(Stored items)
= = = =
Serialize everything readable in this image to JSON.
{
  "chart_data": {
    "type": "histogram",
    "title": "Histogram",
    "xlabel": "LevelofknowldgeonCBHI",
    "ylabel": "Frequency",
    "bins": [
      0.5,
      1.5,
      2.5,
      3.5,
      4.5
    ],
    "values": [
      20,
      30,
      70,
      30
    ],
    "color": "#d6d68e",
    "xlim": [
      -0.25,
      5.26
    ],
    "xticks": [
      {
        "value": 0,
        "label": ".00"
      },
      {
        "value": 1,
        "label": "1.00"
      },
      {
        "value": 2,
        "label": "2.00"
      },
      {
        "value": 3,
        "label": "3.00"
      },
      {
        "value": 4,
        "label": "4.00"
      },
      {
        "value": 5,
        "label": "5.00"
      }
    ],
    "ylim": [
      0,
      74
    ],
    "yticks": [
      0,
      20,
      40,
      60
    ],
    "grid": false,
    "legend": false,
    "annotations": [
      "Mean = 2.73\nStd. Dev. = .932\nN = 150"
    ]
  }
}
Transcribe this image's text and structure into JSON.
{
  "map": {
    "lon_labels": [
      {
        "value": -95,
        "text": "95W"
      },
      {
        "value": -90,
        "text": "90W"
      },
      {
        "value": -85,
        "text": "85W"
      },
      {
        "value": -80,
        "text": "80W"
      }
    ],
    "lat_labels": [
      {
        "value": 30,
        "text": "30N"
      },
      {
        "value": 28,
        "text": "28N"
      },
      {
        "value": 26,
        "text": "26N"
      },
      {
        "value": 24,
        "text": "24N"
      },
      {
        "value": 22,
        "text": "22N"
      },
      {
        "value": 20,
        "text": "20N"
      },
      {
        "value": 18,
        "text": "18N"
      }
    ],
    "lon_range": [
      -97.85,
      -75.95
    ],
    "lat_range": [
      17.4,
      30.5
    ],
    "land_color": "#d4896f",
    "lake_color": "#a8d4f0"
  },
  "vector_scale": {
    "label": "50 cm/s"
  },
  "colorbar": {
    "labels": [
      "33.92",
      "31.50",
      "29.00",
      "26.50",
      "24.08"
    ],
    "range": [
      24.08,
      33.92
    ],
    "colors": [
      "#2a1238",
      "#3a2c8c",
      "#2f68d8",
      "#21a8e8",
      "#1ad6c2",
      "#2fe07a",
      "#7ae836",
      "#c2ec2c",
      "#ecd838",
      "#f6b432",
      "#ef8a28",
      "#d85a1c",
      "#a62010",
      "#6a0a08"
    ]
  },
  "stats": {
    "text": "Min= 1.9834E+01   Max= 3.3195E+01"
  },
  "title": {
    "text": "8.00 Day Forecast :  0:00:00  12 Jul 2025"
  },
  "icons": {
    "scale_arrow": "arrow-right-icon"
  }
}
= = = =
▶ [To be done] Quote all of the entries verbatim.

▶ [Answer for this exercise]
Serialize everything readable in this image to JSON.
{
  "chart_data": {
    "type": "histogram",
    "title": "Histogram",
    "xlabel": "LevelofknowldgeonCBHI",
    "ylabel": "Frequency",
    "bins": [
      0.5,
      1.5,
      2.5,
      3.5,
      4.5
    ],
    "values": [
      20,
      30,
      70,
      30
    ],
    "color": "#d6d68e",
    "xlim": [
      -0.25,
      5.26
    ],
    "xticks": [
      {
        "value": 0,
        "label": ".00"
      },
      {
        "value": 1,
        "label": "1.00"
      },
      {
        "value": 2,
        "label": "2.00"
      },
      {
        "value": 3,
        "label": "3.00"
      },
      {
        "value": 4,
        "label": "4.00"
      },
      {
        "value": 5,
        "label": "5.00"
      }
    ],
    "ylim": [
      0,
      74
    ],
    "yticks": [
      0,
      20,
      40,
      60
    ],
    "grid": false,
    "legend": false,
    "annotations": [
      "Mean = 2.73\nStd. Dev. = .932\nN = 150"
    ]
  }
}
Transcribe this image's text and structure into JSON.
{
  "map": {
    "lon_labels": [
      {
        "value": -95,
        "text": "95W"
      },
      {
        "value": -90,
        "text": "90W"
      },
      {
        "value": -85,
        "text": "85W"
      },
      {
        "value": -80,
        "text": "80W"
      }
    ],
    "lat_labels": [
      {
        "value": 30,
        "text": "30N"
      },
      {
        "value": 28,
        "text": "28N"
      },
      {
        "value": 26,
        "text": "26N"
      },
      {
        "value": 24,
        "text": "24N"
      },
      {
        "value": 22,
        "text": "22N"
      },
      {
        "value": 20,
        "text": "20N"
      },
      {
        "value": 18,
        "text": "18N"
      }
    ],
    "lon_range": [
      -97.85,
      -75.95
    ],
    "lat_range": [
      17.4,
      30.5
    ],
    "land_color": "#d4896f",
    "lake_color": "#a8d4f0"
  },
  "vector_scale": {
    "label": "50 cm/s"
  },
  "colorbar": {
    "labels": [
      "33.92",
      "31.50",
      "29.00",
      "26.50",
      "24.08"
    ],
    "range": [
      24.08,
      33.92
    ],
    "colors": [
      "#2a1238",
      "#3a2c8c",
      "#2f68d8",
      "#21a8e8",
      "#1ad6c2",
      "#2fe07a",
      "#7ae836",
      "#c2ec2c",
      "#ecd838",
      "#f6b432",
      "#ef8a28",
      "#d85a1c",
      "#a62010",
      "#6a0a08"
    ]
  },
  "stats": {
    "text": "Min= 1.9834E+01   Max= 3.3195E+01"
  },
  "title": {
    "text": "8.00 Day Forecast :  0:00:00  12 Jul 2025"
  },
  "icons": {
    "scale_arrow": "arrow-right-icon"
  }
}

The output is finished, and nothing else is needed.